-- start Records provided --
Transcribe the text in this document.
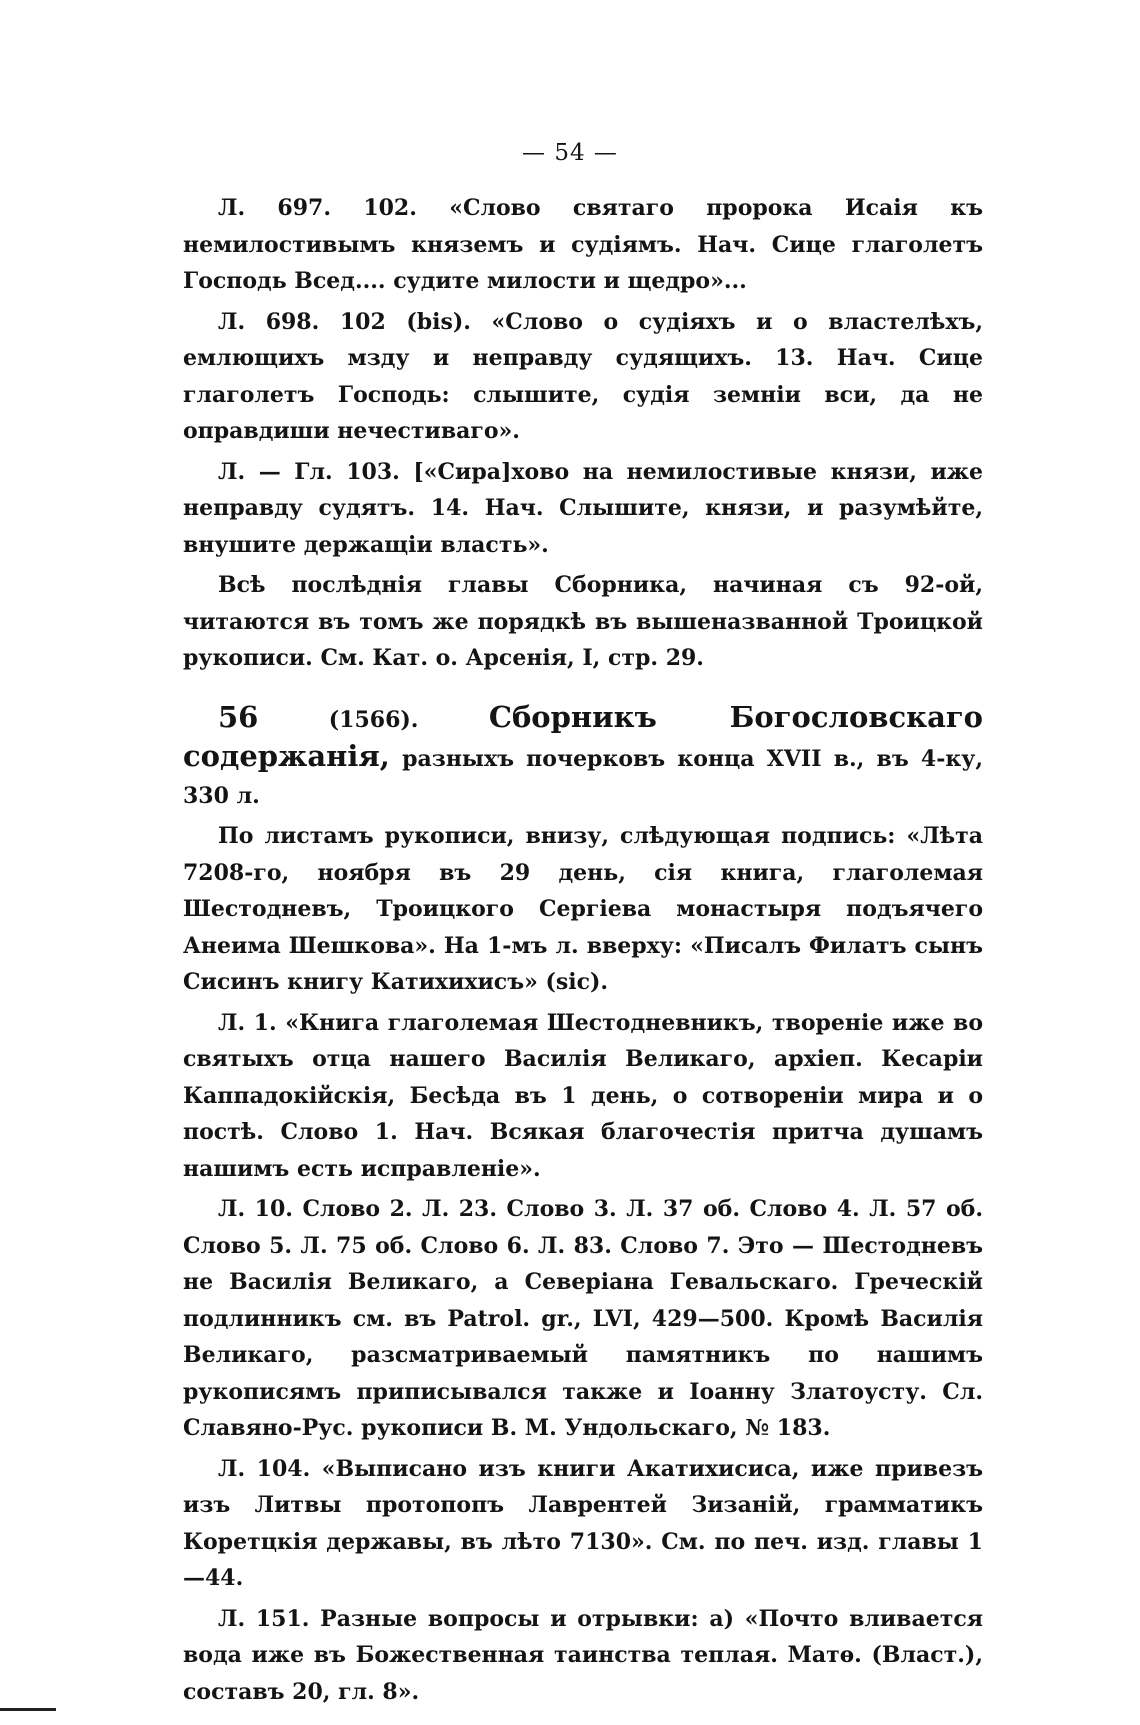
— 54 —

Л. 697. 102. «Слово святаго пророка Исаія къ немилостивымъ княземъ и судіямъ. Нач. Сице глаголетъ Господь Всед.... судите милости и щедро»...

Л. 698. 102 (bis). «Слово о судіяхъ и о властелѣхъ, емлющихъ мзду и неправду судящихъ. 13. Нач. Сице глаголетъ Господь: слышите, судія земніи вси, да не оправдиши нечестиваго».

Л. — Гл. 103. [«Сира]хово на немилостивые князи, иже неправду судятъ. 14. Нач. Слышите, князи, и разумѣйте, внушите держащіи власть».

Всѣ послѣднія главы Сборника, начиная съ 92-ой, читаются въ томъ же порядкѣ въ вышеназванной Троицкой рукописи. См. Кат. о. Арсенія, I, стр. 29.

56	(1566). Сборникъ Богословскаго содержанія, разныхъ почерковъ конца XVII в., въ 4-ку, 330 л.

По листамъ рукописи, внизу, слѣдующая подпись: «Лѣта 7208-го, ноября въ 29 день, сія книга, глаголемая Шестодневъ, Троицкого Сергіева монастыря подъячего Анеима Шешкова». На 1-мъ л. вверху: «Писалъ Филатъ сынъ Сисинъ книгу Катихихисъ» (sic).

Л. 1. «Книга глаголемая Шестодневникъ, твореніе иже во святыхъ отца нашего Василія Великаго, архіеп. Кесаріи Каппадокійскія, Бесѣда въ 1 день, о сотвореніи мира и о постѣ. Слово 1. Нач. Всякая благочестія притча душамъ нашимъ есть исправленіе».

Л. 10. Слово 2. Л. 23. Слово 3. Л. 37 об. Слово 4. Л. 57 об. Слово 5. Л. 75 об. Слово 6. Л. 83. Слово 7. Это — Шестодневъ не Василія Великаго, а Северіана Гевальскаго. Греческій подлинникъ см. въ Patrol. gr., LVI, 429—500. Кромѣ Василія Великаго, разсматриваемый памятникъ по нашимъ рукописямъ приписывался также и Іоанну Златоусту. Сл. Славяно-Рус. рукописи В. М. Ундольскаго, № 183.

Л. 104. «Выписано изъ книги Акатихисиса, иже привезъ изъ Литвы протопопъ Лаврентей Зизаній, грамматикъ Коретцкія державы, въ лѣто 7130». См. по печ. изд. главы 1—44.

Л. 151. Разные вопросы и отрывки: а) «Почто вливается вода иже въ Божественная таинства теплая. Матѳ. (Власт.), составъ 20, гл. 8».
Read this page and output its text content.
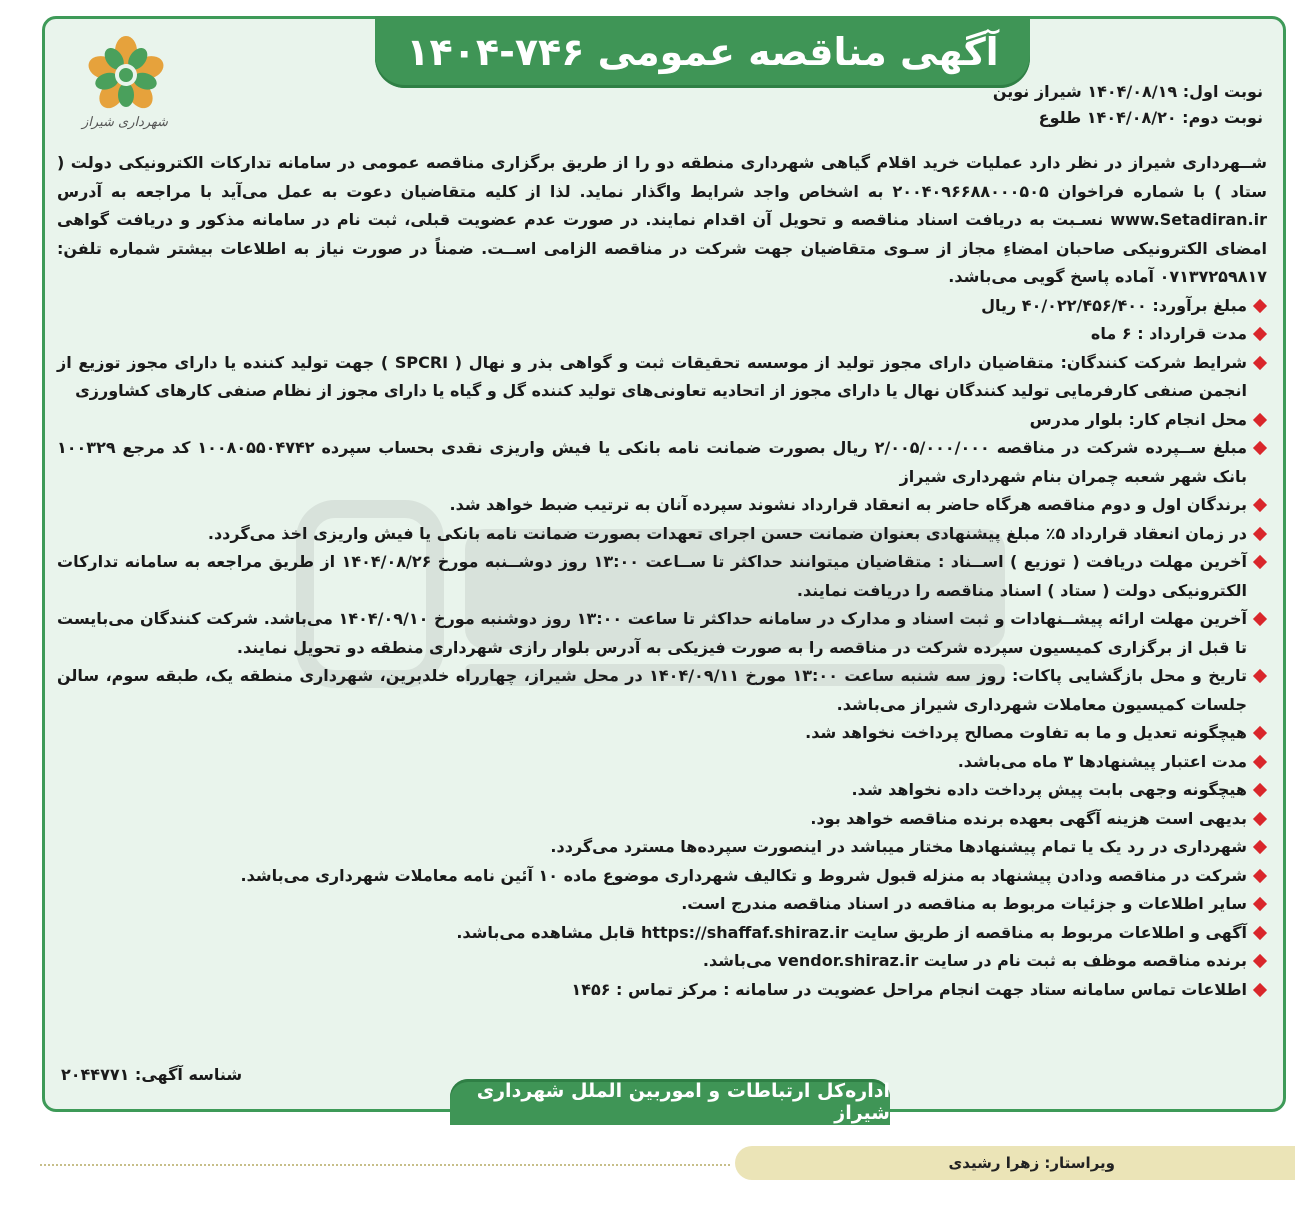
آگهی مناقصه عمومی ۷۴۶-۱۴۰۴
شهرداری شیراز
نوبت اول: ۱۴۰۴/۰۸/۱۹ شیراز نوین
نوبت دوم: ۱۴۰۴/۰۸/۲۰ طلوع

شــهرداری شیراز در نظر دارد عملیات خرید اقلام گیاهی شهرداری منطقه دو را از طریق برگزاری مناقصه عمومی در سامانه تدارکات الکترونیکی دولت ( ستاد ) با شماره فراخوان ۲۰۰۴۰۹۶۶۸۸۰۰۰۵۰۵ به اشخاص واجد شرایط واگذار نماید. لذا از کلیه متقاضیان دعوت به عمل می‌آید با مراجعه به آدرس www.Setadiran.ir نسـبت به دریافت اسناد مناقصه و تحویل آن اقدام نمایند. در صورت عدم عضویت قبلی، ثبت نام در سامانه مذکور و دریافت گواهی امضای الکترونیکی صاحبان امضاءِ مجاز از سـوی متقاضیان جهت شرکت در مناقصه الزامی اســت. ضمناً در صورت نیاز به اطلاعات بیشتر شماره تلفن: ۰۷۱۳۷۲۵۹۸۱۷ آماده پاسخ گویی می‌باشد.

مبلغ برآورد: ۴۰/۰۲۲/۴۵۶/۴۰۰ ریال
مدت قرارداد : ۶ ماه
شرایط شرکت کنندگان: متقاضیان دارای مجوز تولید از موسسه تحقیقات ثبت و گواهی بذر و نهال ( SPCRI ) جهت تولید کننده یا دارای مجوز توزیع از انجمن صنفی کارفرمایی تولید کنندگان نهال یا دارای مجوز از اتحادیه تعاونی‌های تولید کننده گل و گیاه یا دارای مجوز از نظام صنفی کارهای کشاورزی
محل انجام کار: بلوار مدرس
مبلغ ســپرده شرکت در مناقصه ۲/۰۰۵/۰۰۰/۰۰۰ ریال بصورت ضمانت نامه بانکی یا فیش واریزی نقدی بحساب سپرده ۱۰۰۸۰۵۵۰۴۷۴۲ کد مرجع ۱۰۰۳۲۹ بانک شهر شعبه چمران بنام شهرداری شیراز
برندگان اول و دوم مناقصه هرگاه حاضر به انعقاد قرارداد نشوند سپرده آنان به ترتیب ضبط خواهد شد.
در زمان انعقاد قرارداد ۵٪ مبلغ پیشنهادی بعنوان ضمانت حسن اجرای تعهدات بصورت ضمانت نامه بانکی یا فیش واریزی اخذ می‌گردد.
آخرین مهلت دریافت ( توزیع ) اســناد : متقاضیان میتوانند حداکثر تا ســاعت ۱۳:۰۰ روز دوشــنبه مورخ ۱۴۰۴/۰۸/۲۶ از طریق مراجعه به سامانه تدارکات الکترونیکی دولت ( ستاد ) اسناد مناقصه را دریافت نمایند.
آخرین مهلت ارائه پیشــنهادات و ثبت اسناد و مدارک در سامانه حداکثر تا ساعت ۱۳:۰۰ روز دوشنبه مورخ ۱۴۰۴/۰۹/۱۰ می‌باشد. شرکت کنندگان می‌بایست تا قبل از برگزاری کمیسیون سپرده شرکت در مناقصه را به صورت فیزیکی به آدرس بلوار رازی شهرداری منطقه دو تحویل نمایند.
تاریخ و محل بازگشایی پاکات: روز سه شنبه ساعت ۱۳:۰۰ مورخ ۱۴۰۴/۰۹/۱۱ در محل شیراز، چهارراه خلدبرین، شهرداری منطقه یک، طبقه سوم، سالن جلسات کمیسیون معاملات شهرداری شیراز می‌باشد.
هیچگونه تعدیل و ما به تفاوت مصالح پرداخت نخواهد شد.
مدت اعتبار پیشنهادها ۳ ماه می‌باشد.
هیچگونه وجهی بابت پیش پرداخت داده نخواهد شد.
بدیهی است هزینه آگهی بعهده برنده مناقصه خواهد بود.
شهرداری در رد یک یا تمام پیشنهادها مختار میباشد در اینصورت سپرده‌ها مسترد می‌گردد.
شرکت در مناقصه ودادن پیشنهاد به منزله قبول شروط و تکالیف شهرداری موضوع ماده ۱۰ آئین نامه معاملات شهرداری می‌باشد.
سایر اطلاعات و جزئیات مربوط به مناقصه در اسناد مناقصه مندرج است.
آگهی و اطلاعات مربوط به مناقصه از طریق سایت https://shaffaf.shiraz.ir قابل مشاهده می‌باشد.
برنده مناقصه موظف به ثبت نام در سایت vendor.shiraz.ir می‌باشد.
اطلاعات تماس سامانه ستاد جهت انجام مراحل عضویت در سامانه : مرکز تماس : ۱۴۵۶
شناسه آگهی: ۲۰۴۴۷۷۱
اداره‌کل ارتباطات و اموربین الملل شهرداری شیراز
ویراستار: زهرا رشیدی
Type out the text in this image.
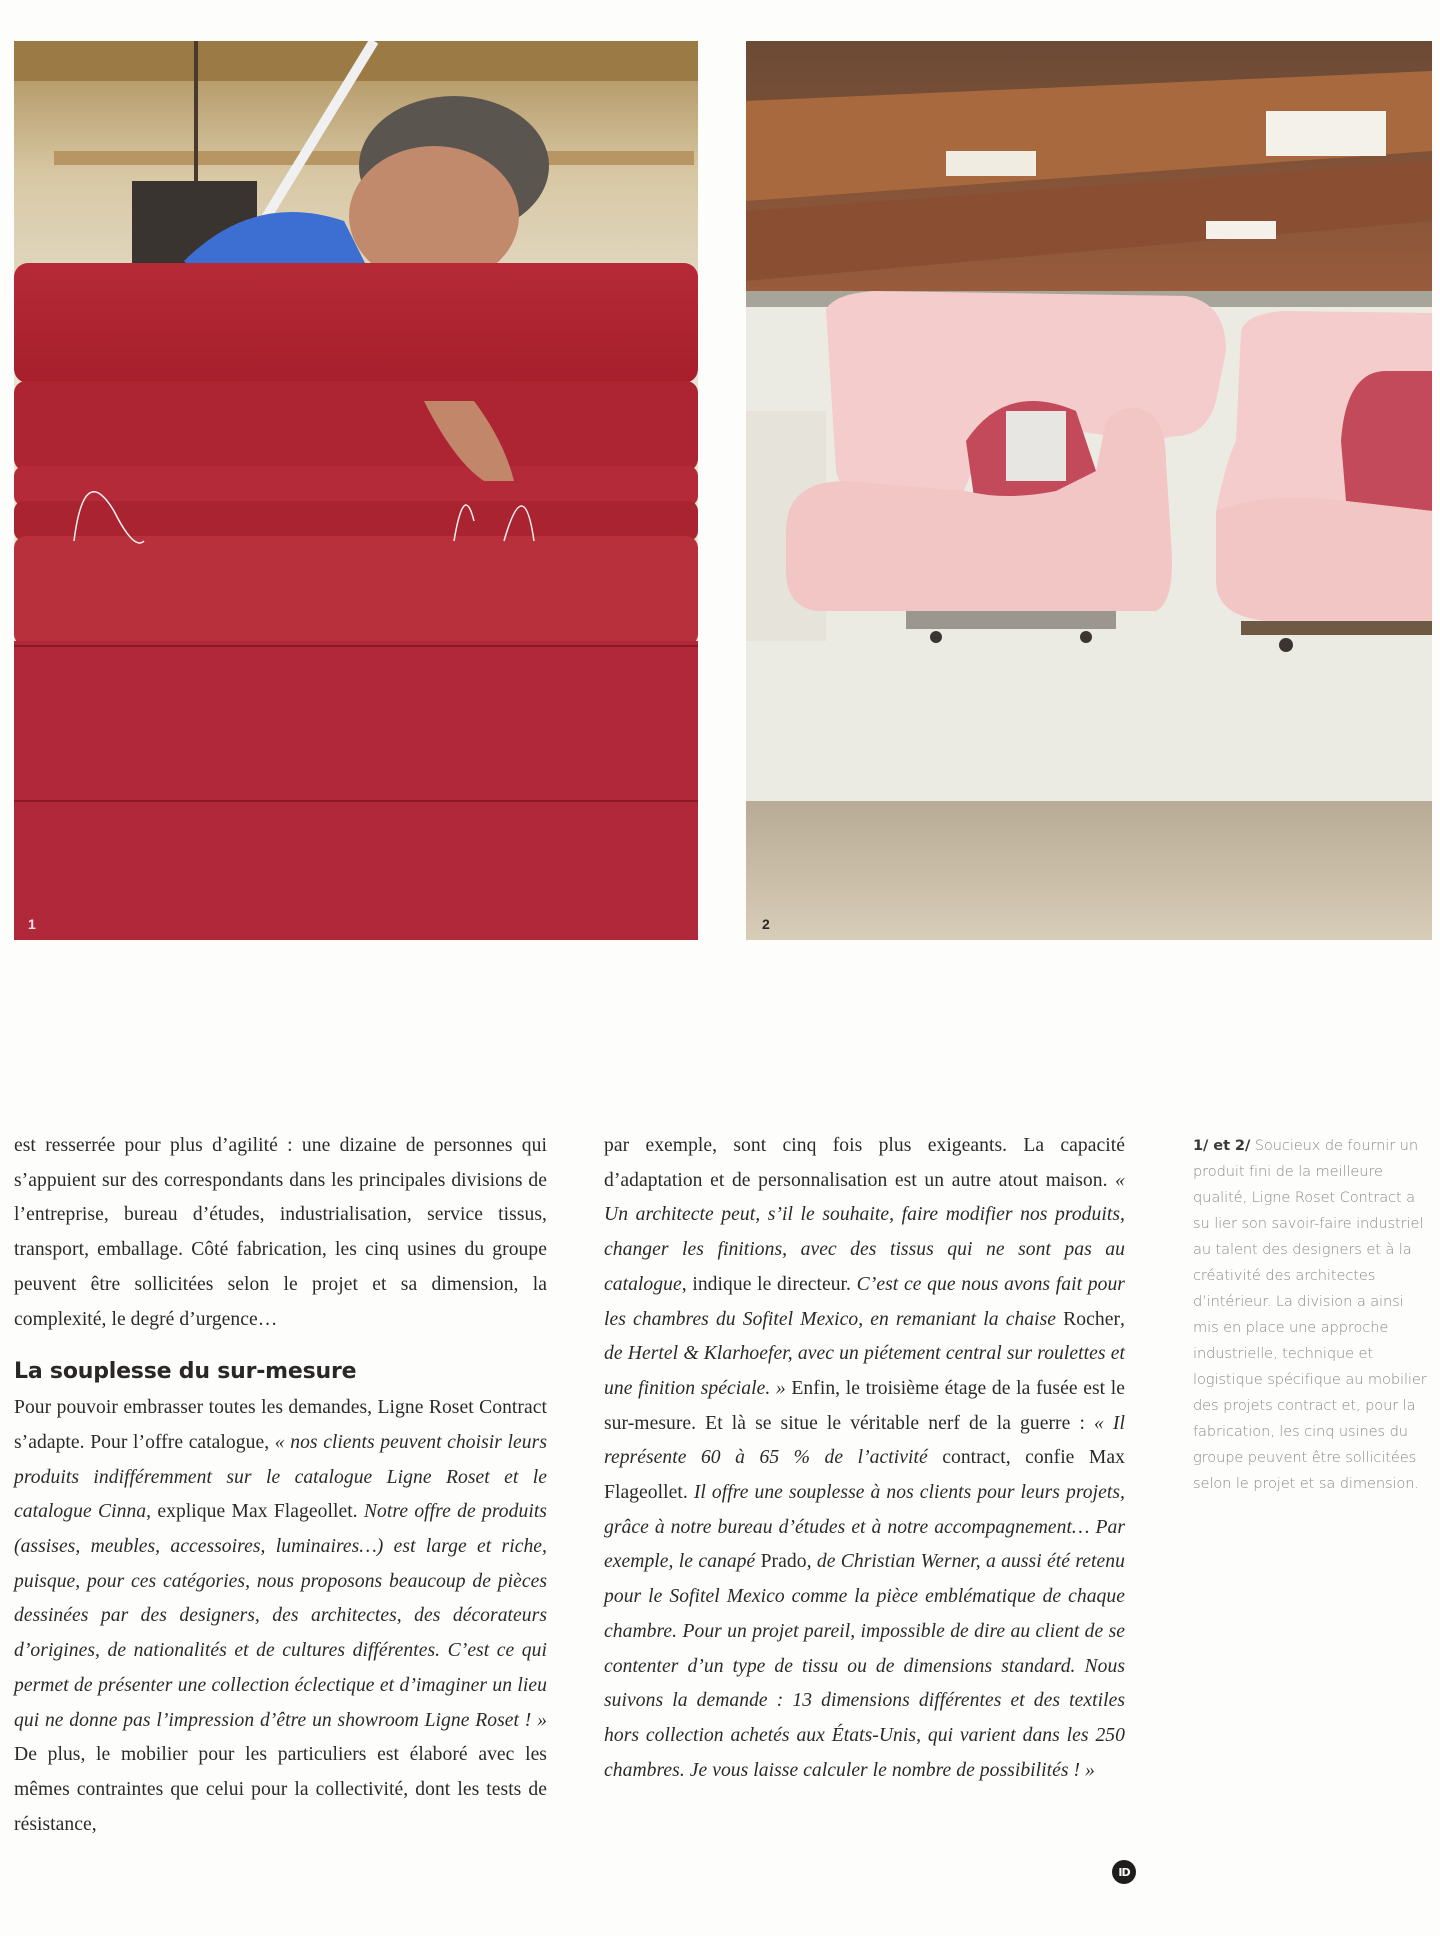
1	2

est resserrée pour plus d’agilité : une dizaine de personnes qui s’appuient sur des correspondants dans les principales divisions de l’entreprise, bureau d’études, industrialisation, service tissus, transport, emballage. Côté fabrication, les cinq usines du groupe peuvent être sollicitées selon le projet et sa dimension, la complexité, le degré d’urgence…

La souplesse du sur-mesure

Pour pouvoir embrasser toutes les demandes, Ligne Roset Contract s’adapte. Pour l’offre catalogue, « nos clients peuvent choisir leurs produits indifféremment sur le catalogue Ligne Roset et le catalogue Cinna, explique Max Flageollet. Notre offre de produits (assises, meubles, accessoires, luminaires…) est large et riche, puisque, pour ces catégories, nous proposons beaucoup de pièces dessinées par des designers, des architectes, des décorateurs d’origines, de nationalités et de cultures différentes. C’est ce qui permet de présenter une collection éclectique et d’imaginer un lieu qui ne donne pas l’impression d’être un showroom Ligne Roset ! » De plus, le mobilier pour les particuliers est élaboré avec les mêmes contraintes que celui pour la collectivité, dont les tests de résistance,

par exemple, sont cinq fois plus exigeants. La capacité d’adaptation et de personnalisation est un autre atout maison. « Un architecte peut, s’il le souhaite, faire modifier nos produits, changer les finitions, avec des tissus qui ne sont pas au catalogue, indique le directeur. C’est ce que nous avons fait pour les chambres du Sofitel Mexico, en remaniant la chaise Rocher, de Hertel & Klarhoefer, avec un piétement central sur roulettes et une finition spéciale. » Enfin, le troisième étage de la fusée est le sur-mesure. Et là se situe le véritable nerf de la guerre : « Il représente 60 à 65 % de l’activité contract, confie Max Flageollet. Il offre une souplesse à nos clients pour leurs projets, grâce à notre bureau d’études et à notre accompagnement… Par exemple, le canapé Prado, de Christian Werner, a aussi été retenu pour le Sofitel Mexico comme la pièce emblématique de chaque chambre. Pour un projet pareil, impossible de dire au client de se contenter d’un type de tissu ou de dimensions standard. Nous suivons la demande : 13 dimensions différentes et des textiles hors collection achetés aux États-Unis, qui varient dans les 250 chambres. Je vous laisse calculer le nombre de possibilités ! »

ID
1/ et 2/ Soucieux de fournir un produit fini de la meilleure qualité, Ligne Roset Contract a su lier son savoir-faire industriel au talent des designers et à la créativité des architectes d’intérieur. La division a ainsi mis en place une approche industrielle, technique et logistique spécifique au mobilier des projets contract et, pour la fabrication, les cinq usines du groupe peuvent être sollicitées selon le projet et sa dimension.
-- end Records provided --
_Objective_
Collect each line holding the string "نامه".

_Output for this exercise_
مبلغ ســپرده شرکت در مناقصه ۲/۰۰۵/۰۰۰/۰۰۰ ریال بصورت ضمانت نامه بانکی یا فیش واریزی نقدی بحساب سپرده ۱۰۰۸۰۵۵۰۴۷۴۲ کد مرجع ۱۰۰۳۲۹ بانک شهر شعبه چمران بنام شهرداری شیراز
در زمان انعقاد قرارداد ۵٪ مبلغ پیشنهادی بعنوان ضمانت حسن اجرای تعهدات بصورت ضمانت نامه بانکی یا فیش واریزی اخذ می‌گردد.
شرکت در مناقصه ودادن پیشنهاد به منزله قبول شروط و تکالیف شهرداری موضوع ماده ۱۰ آئین نامه معاملات شهرداری می‌باشد.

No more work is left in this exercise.